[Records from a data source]
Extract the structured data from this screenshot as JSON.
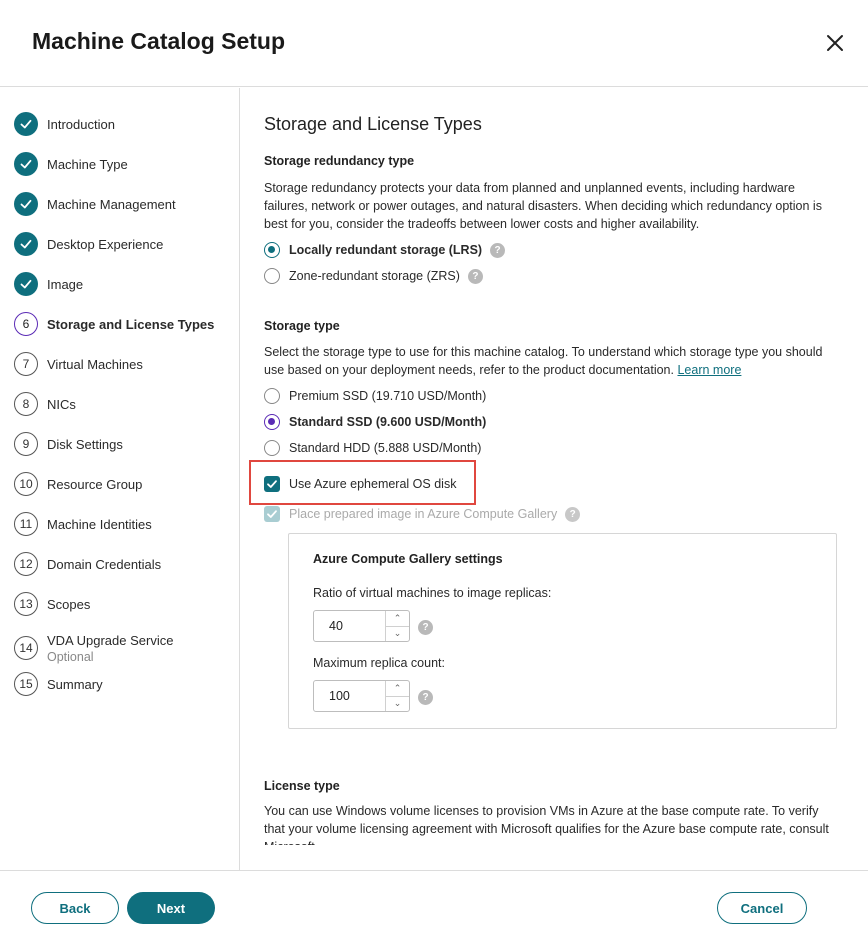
{
  "header": {
    "title": "Machine Catalog Setup"
  },
  "steps": [
    {
      "num": "",
      "label": "Introduction",
      "state": "done"
    },
    {
      "num": "",
      "label": "Machine Type",
      "state": "done"
    },
    {
      "num": "",
      "label": "Machine Management",
      "state": "done"
    },
    {
      "num": "",
      "label": "Desktop Experience",
      "state": "done"
    },
    {
      "num": "",
      "label": "Image",
      "state": "done"
    },
    {
      "num": "6",
      "label": "Storage and License Types",
      "state": "current"
    },
    {
      "num": "7",
      "label": "Virtual Machines",
      "state": "todo"
    },
    {
      "num": "8",
      "label": "NICs",
      "state": "todo"
    },
    {
      "num": "9",
      "label": "Disk Settings",
      "state": "todo"
    },
    {
      "num": "10",
      "label": "Resource Group",
      "state": "todo"
    },
    {
      "num": "11",
      "label": "Machine Identities",
      "state": "todo"
    },
    {
      "num": "12",
      "label": "Domain Credentials",
      "state": "todo"
    },
    {
      "num": "13",
      "label": "Scopes",
      "state": "todo"
    },
    {
      "num": "14",
      "label": "VDA Upgrade Service",
      "sub": "Optional",
      "state": "todo"
    },
    {
      "num": "15",
      "label": "Summary",
      "state": "todo"
    }
  ],
  "main": {
    "heading": "Storage and License Types",
    "redundancy": {
      "title": "Storage redundancy type",
      "description": "Storage redundancy protects your data from planned and unplanned events, including hardware failures, network or power outages, and natural disasters. When deciding which redundancy option is best for you, consider the tradeoffs between lower costs and higher availability.",
      "options": [
        {
          "label": "Locally redundant storage (LRS)",
          "selected": true
        },
        {
          "label": "Zone-redundant storage (ZRS)",
          "selected": false
        }
      ]
    },
    "storage": {
      "title": "Storage type",
      "description": "Select the storage type to use for this machine catalog. To understand which storage type you should use based on your deployment needs, refer to the product documentation.",
      "learn_more": "Learn more",
      "options": [
        {
          "label": "Premium SSD (19.710 USD/Month)",
          "selected": false
        },
        {
          "label": "Standard SSD (9.600 USD/Month)",
          "selected": true
        },
        {
          "label": "Standard HDD (5.888 USD/Month)",
          "selected": false
        }
      ]
    },
    "ephemeral_checkbox": {
      "label": "Use Azure ephemeral OS disk",
      "checked": true
    },
    "gallery_checkbox": {
      "label": "Place prepared image in Azure Compute Gallery",
      "checked": true,
      "disabled": true
    },
    "gallery": {
      "title": "Azure Compute Gallery settings",
      "ratio_label": "Ratio of virtual machines to image replicas:",
      "ratio_value": "40",
      "max_label": "Maximum replica count:",
      "max_value": "100"
    },
    "license": {
      "title": "License type",
      "description": "You can use Windows volume licenses to provision VMs in Azure at the base compute rate. To verify that your volume licensing agreement with Microsoft qualifies for the Azure base compute rate, consult Microsoft."
    }
  },
  "footer": {
    "back": "Back",
    "next": "Next",
    "cancel": "Cancel"
  },
  "colors": {
    "accent": "#0f6f7e",
    "current_step": "#5a2ab5",
    "highlight": "#e0473f"
  }
}
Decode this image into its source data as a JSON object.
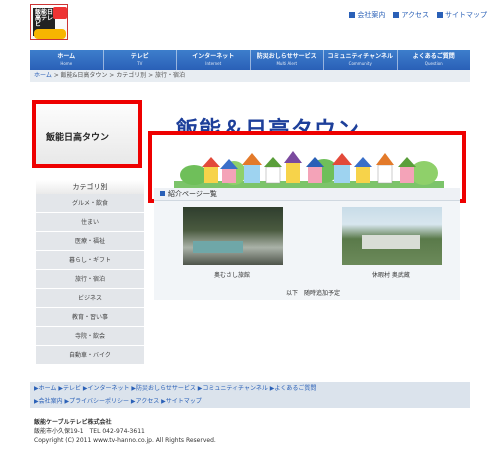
{
  "header": {
    "logo_text": "飯能日高テレビ",
    "top_links": [
      "会社案内",
      "アクセス",
      "サイトマップ"
    ]
  },
  "nav": [
    {
      "jp": "ホーム",
      "en": "Home"
    },
    {
      "jp": "テレビ",
      "en": "TV"
    },
    {
      "jp": "インターネット",
      "en": "Internet"
    },
    {
      "jp": "防災おしらせサービス",
      "en": "Multi Alert"
    },
    {
      "jp": "コミュニティチャンネル",
      "en": "Community"
    },
    {
      "jp": "よくあるご質問",
      "en": "Question"
    }
  ],
  "breadcrumb": {
    "home": "ホーム",
    "rest": " > 飯能&日高タウン > カテゴリ別 > 旅行・宿泊"
  },
  "sidebar": {
    "banner_label": "飯能日高タウン",
    "category_heading": "カテゴリ別",
    "categories": [
      "グルメ・飲食",
      "住まい",
      "医療・福祉",
      "暮らし・ギフト",
      "旅行・宿泊",
      "ビジネス",
      "教育・習い事",
      "寺院・飲会",
      "自動車・バイク"
    ]
  },
  "main": {
    "title": "飯能＆日高タウン",
    "intro_heading": "紹介ページ一覧",
    "entries": [
      {
        "caption": "奥むさし旅館"
      },
      {
        "caption": "休暇村 奥武蔵"
      }
    ],
    "more_text": "以下　随時追加予定"
  },
  "footer": {
    "nav_row1": "▶ホーム ▶テレビ ▶インターネット ▶防災おしらせサービス ▶コミュニティチャンネル ▶よくあるご質問",
    "nav_row2": "▶会社案内 ▶プライバシーポリシー ▶アクセス ▶サイトマップ",
    "company_name": "飯能ケーブルテレビ株式会社",
    "address": "飯能市小久保19-1　TEL 042-974-3611",
    "copyright": "Copyright (C) 2011 www.tv-hanno.co.jp. All Rights Reserved."
  },
  "colors": {
    "nav_blue": "#2a60b7",
    "title_blue": "#1d3f9a",
    "highlight_red": "#ee0000"
  }
}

* **Instructions to follow**
Copy the records exactly as they appear, excluding images.

* **Output of the task**
Extract the structured data from this screenshot as JSON.
{
  "header": {
    "title": "Machine Catalog Setup"
  },
  "steps": [
    {
      "num": "",
      "label": "Introduction",
      "state": "done"
    },
    {
      "num": "",
      "label": "Machine Type",
      "state": "done"
    },
    {
      "num": "",
      "label": "Machine Management",
      "state": "done"
    },
    {
      "num": "",
      "label": "Desktop Experience",
      "state": "done"
    },
    {
      "num": "",
      "label": "Image",
      "state": "done"
    },
    {
      "num": "6",
      "label": "Storage and License Types",
      "state": "current"
    },
    {
      "num": "7",
      "label": "Virtual Machines",
      "state": "todo"
    },
    {
      "num": "8",
      "label": "NICs",
      "state": "todo"
    },
    {
      "num": "9",
      "label": "Disk Settings",
      "state": "todo"
    },
    {
      "num": "10",
      "label": "Resource Group",
      "state": "todo"
    },
    {
      "num": "11",
      "label": "Machine Identities",
      "state": "todo"
    },
    {
      "num": "12",
      "label": "Domain Credentials",
      "state": "todo"
    },
    {
      "num": "13",
      "label": "Scopes",
      "state": "todo"
    },
    {
      "num": "14",
      "label": "VDA Upgrade Service",
      "sub": "Optional",
      "state": "todo"
    },
    {
      "num": "15",
      "label": "Summary",
      "state": "todo"
    }
  ],
  "main": {
    "heading": "Storage and License Types",
    "redundancy": {
      "title": "Storage redundancy type",
      "description": "Storage redundancy protects your data from planned and unplanned events, including hardware failures, network or power outages, and natural disasters. When deciding which redundancy option is best for you, consider the tradeoffs between lower costs and higher availability.",
      "options": [
        {
          "label": "Locally redundant storage (LRS)",
          "selected": true
        },
        {
          "label": "Zone-redundant storage (ZRS)",
          "selected": false
        }
      ]
    },
    "storage": {
      "title": "Storage type",
      "description": "Select the storage type to use for this machine catalog. To understand which storage type you should use based on your deployment needs, refer to the product documentation.",
      "learn_more": "Learn more",
      "options": [
        {
          "label": "Premium SSD (19.710 USD/Month)",
          "selected": false
        },
        {
          "label": "Standard SSD (9.600 USD/Month)",
          "selected": true
        },
        {
          "label": "Standard HDD (5.888 USD/Month)",
          "selected": false
        }
      ]
    },
    "ephemeral_checkbox": {
      "label": "Use Azure ephemeral OS disk",
      "checked": true
    },
    "gallery_checkbox": {
      "label": "Place prepared image in Azure Compute Gallery",
      "checked": true,
      "disabled": true
    },
    "gallery": {
      "title": "Azure Compute Gallery settings",
      "ratio_label": "Ratio of virtual machines to image replicas:",
      "ratio_value": "40",
      "max_label": "Maximum replica count:",
      "max_value": "100"
    },
    "license": {
      "title": "License type",
      "description": "You can use Windows volume licenses to provision VMs in Azure at the base compute rate. To verify that your volume licensing agreement with Microsoft qualifies for the Azure base compute rate, consult Microsoft."
    }
  },
  "footer": {
    "back": "Back",
    "next": "Next",
    "cancel": "Cancel"
  },
  "colors": {
    "accent": "#0f6f7e",
    "current_step": "#5a2ab5",
    "highlight": "#e0473f"
  }
}
Decode this image into its source data as a JSON object.
{
  "header": {
    "logo_text": "飯能日高テレビ",
    "top_links": [
      "会社案内",
      "アクセス",
      "サイトマップ"
    ]
  },
  "nav": [
    {
      "jp": "ホーム",
      "en": "Home"
    },
    {
      "jp": "テレビ",
      "en": "TV"
    },
    {
      "jp": "インターネット",
      "en": "Internet"
    },
    {
      "jp": "防災おしらせサービス",
      "en": "Multi Alert"
    },
    {
      "jp": "コミュニティチャンネル",
      "en": "Community"
    },
    {
      "jp": "よくあるご質問",
      "en": "Question"
    }
  ],
  "breadcrumb": {
    "home": "ホーム",
    "rest": " > 飯能&日高タウン > カテゴリ別 > 旅行・宿泊"
  },
  "sidebar": {
    "banner_label": "飯能日高タウン",
    "category_heading": "カテゴリ別",
    "categories": [
      "グルメ・飲食",
      "住まい",
      "医療・福祉",
      "暮らし・ギフト",
      "旅行・宿泊",
      "ビジネス",
      "教育・習い事",
      "寺院・飲会",
      "自動車・バイク"
    ]
  },
  "main": {
    "title": "飯能＆日高タウン",
    "intro_heading": "紹介ページ一覧",
    "entries": [
      {
        "caption": "奥むさし旅館"
      },
      {
        "caption": "休暇村 奥武蔵"
      }
    ],
    "more_text": "以下　随時追加予定"
  },
  "footer": {
    "nav_row1": "▶ホーム ▶テレビ ▶インターネット ▶防災おしらせサービス ▶コミュニティチャンネル ▶よくあるご質問",
    "nav_row2": "▶会社案内 ▶プライバシーポリシー ▶アクセス ▶サイトマップ",
    "company_name": "飯能ケーブルテレビ株式会社",
    "address": "飯能市小久保19-1　TEL 042-974-3611",
    "copyright": "Copyright (C) 2011 www.tv-hanno.co.jp. All Rights Reserved."
  },
  "colors": {
    "nav_blue": "#2a60b7",
    "title_blue": "#1d3f9a",
    "highlight_red": "#ee0000"
  }
}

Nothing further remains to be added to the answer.